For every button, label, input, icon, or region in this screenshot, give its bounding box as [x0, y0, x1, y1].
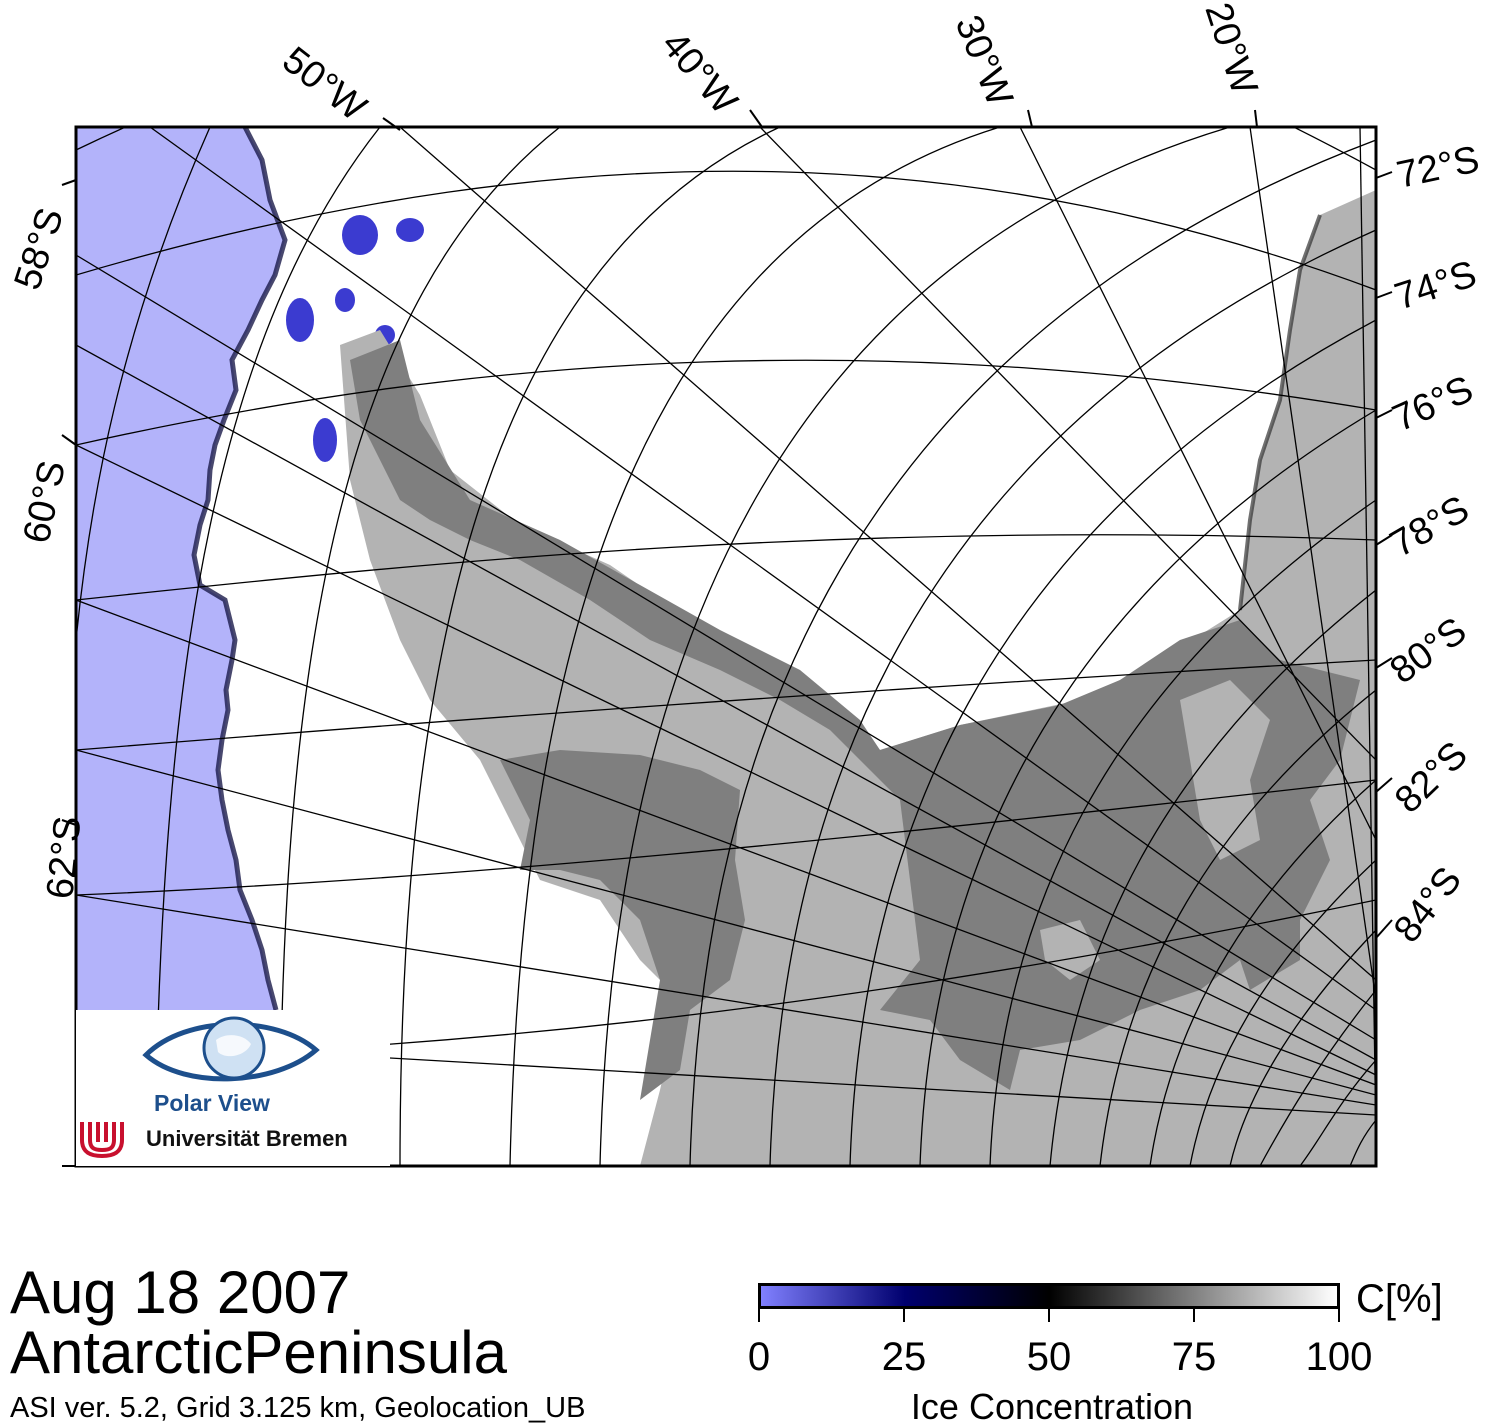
colorbar-tick — [758, 1308, 760, 1322]
colorbar-title: Ice Concentration — [910, 1386, 1194, 1427]
polar-view-logo: Polar View Universität Bremen — [76, 1010, 390, 1166]
colorbar-tick — [903, 1308, 905, 1322]
map-frame — [74, 125, 1378, 1168]
meridian-label-40w: 40°W — [653, 24, 745, 123]
open-water — [76, 127, 285, 1010]
parallel-label-76s: 76°S — [1387, 368, 1480, 440]
larsen-ice-shelf — [350, 340, 1360, 1090]
parallel-label-84s: 84°S — [1386, 859, 1470, 950]
colorbar-tick-label: 25 — [881, 1335, 927, 1379]
algorithm-info: ASI ver. 5.2, Grid 3.125 km, Geolocation… — [10, 1392, 586, 1424]
parallel-label-80s: 80°S — [1383, 610, 1475, 693]
colorbar-tick — [1048, 1308, 1050, 1322]
ice-front-edge — [1238, 214, 1322, 611]
parallel-label-60s: 60°S — [16, 457, 74, 547]
parallel-label-72s: 72°S — [1393, 139, 1483, 197]
graticule — [76, 127, 1376, 1166]
eye-icon — [142, 1016, 320, 1082]
colorbar-tick-label: 50 — [1026, 1335, 1072, 1379]
meridian-label-30w: 30°W — [947, 10, 1021, 112]
region-name: AntarcticPeninsula — [10, 1319, 507, 1386]
ice-concentration-colorbar — [758, 1283, 1340, 1309]
logo-name: Polar View — [154, 1090, 270, 1116]
meridian-label-50w: 50°W — [274, 39, 374, 130]
ice-edge-fringe — [191, 127, 288, 1011]
colorbar-tick-label: 100 — [1305, 1335, 1373, 1379]
logo-institution: Universität Bremen — [146, 1126, 348, 1151]
map-date: Aug 18 2007 — [10, 1259, 351, 1326]
parallel-label-82s: 82°S — [1387, 734, 1476, 822]
colorbar-tick-label: 75 — [1171, 1335, 1217, 1379]
colorbar-unit: C[%] — [1356, 1277, 1443, 1321]
bremen-u-icon — [80, 1122, 124, 1158]
parallel-label-58s: 58°S — [7, 203, 73, 295]
colorbar-tick — [1338, 1308, 1340, 1322]
colorbar-tick — [1193, 1308, 1195, 1322]
axis-ticks — [61, 109, 1393, 1167]
filchner-ice-shelf — [500, 750, 745, 1100]
parallel-label-74s: 74°S — [1390, 253, 1482, 319]
colorbar-tick-label: 0 — [747, 1335, 771, 1379]
sea-ice-map: 50°W 40°W 30°W 20°W 72°S 74°S 76°S 78°S … — [7, 0, 1483, 1168]
parallel-label-62s: 62°S — [39, 814, 89, 901]
parallel-label-78s: 78°S — [1384, 488, 1477, 566]
meridian-label-20w: 20°W — [1196, 0, 1265, 100]
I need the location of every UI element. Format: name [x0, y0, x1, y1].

-------

Switch "graticule" to "grid-lines" in everything from the row containing "colorbar-tick — [758, 1308, 760, 1322]" down to the row containing "colorbar-tick-label: 100 —". Give only those rows again, with nothing else changed.

### Solution to the problem
colorbar-tick — [758, 1308, 760, 1322]
colorbar-title: Ice Concentration — [910, 1386, 1194, 1427]
polar-view-logo: Polar View Universität Bremen — [76, 1010, 390, 1166]
colorbar-tick — [903, 1308, 905, 1322]
map-frame — [74, 125, 1378, 1168]
meridian-label-40w: 40°W — [653, 24, 745, 123]
open-water — [76, 127, 285, 1010]
parallel-label-76s: 76°S — [1387, 368, 1480, 440]
larsen-ice-shelf — [350, 340, 1360, 1090]
parallel-label-84s: 84°S — [1386, 859, 1470, 950]
colorbar-tick-label: 25 — [881, 1335, 927, 1379]
algorithm-info: ASI ver. 5.2, Grid 3.125 km, Geolocation… — [10, 1392, 586, 1424]
parallel-label-80s: 80°S — [1383, 610, 1475, 693]
colorbar-tick — [1048, 1308, 1050, 1322]
ice-front-edge — [1238, 214, 1322, 611]
parallel-label-60s: 60°S — [16, 457, 74, 547]
parallel-label-72s: 72°S — [1393, 139, 1483, 197]
grid-lines — [76, 127, 1376, 1166]
eye-icon — [142, 1016, 320, 1082]
colorbar-tick-label: 50 — [1026, 1335, 1072, 1379]
meridian-label-30w: 30°W — [947, 10, 1021, 112]
region-name: AntarcticPeninsula — [10, 1319, 507, 1386]
ice-concentration-colorbar — [758, 1283, 1340, 1309]
logo-name: Polar View — [154, 1090, 270, 1116]
meridian-label-50w: 50°W — [274, 39, 374, 130]
ice-edge-fringe — [191, 127, 288, 1011]
colorbar-tick-label: 100 — [1305, 1335, 1373, 1379]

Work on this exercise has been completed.